◆ **Work instructions**
Your task is to copy every line of the entries that contains "福州市马尾区消防救援大队".

◆ **Stored rows**

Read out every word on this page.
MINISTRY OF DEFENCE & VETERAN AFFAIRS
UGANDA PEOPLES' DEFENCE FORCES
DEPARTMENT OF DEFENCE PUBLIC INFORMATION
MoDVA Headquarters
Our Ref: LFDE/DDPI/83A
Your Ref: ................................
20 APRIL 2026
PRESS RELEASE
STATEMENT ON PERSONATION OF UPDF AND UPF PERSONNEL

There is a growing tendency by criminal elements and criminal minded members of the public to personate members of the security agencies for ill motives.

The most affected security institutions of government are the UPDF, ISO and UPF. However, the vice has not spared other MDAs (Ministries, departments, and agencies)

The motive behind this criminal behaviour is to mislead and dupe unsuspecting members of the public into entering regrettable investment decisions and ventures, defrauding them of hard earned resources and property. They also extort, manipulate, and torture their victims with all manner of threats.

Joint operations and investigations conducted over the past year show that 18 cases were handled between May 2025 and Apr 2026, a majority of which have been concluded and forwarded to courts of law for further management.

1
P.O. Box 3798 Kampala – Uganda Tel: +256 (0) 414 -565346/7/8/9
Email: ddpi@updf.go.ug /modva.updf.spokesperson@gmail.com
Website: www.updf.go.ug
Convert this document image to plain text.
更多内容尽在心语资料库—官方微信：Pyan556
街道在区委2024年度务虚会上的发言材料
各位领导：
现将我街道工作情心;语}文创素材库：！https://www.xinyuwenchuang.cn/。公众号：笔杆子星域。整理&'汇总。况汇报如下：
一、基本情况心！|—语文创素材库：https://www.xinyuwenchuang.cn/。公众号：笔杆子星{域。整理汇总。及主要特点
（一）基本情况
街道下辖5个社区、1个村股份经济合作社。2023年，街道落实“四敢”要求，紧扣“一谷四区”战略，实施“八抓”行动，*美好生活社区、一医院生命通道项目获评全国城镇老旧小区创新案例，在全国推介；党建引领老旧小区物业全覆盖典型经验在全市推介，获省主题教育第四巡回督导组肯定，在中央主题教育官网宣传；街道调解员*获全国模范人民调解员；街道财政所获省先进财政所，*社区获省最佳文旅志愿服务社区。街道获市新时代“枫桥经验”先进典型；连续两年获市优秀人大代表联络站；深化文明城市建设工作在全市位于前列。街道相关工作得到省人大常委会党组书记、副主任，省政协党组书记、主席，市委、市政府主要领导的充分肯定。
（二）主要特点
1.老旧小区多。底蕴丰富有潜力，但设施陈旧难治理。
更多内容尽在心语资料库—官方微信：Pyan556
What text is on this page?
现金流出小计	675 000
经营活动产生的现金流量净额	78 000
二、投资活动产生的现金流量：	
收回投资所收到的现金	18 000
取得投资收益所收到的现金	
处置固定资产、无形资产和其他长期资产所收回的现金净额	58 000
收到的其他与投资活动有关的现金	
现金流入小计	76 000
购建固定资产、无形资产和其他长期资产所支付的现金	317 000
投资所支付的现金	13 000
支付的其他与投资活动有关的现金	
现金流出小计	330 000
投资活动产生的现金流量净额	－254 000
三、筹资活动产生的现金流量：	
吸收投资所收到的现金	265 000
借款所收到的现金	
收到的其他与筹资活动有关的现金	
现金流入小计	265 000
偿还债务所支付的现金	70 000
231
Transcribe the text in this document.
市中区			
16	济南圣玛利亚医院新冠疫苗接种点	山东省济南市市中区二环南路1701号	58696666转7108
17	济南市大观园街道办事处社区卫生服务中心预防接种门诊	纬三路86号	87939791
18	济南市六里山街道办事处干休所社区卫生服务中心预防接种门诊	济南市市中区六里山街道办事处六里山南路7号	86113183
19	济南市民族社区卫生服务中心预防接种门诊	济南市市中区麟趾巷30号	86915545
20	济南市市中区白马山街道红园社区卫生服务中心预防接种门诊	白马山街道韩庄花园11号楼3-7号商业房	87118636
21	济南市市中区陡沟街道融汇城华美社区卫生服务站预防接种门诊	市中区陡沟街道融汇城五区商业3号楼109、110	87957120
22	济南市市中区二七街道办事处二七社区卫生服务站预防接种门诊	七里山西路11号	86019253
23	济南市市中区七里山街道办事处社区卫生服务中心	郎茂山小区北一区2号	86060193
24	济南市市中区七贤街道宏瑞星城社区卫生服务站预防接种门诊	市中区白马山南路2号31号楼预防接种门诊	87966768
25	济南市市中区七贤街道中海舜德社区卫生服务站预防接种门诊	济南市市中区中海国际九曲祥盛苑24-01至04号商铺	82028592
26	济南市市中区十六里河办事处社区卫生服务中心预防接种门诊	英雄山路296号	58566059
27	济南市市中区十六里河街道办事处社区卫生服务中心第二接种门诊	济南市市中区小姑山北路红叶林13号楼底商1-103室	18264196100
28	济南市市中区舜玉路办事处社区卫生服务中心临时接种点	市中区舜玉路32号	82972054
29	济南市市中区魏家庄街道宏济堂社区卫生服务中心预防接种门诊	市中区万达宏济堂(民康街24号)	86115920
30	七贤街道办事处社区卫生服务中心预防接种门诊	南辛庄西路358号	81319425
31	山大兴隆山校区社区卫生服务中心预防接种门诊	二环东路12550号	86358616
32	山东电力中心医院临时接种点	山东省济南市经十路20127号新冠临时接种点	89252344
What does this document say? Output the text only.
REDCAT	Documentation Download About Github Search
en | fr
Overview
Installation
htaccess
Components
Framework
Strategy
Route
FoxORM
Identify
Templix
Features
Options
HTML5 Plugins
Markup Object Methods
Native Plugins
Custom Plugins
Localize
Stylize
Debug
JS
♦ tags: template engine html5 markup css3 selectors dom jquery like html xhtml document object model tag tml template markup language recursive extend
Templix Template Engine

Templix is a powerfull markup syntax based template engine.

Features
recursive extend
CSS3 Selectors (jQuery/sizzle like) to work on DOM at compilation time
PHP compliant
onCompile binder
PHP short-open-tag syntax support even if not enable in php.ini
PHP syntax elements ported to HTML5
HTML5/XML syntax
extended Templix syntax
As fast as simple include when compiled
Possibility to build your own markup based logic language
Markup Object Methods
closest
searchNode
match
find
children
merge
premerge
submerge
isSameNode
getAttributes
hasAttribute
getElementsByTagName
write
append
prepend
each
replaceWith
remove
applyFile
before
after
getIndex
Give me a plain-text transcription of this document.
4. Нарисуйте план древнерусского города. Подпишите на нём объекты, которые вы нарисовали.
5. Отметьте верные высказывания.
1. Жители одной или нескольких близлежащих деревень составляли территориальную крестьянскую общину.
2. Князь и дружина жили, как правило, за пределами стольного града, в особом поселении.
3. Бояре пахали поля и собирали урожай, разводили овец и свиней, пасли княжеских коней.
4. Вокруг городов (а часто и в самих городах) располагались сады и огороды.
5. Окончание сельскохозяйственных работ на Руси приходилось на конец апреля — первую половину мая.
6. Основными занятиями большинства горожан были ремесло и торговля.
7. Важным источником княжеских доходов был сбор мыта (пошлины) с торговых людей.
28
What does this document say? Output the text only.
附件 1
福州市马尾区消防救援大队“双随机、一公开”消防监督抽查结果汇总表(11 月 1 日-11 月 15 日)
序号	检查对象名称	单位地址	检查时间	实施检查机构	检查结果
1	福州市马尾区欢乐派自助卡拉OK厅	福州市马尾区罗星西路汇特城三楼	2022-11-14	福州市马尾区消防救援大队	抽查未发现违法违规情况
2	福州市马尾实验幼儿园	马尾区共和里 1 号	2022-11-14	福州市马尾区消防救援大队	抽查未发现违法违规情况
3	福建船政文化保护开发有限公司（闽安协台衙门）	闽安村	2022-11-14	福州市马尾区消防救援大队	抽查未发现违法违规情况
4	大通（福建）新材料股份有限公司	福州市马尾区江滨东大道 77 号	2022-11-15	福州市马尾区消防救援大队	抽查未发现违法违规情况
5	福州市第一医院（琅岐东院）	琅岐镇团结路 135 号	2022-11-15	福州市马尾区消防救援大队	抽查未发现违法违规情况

◆ **Completed task**
福州市马尾区消防救援大队“双随机、一公开”消防监督抽查结果汇总表(11 月 1 日-11 月 15 日)
1	福州市马尾区欢乐派自助卡拉OK厅	福州市马尾区罗星西路汇特城三楼	2022-11-14	福州市马尾区消防救援大队	抽查未发现违法违规情况
2	福州市马尾实验幼儿园	马尾区共和里 1 号	2022-11-14	福州市马尾区消防救援大队	抽查未发现违法违规情况
3	福建船政文化保护开发有限公司（闽安协台衙门）	闽安村	2022-11-14	福州市马尾区消防救援大队	抽查未发现违法违规情况
4	大通（福建）新材料股份有限公司	福州市马尾区江滨东大道 77 号	2022-11-15	福州市马尾区消防救援大队	抽查未发现违法违规情况
5	福州市第一医院（琅岐东院）	琅岐镇团结路 135 号	2022-11-15	福州市马尾区消防救援大队	抽查未发现违法违规情况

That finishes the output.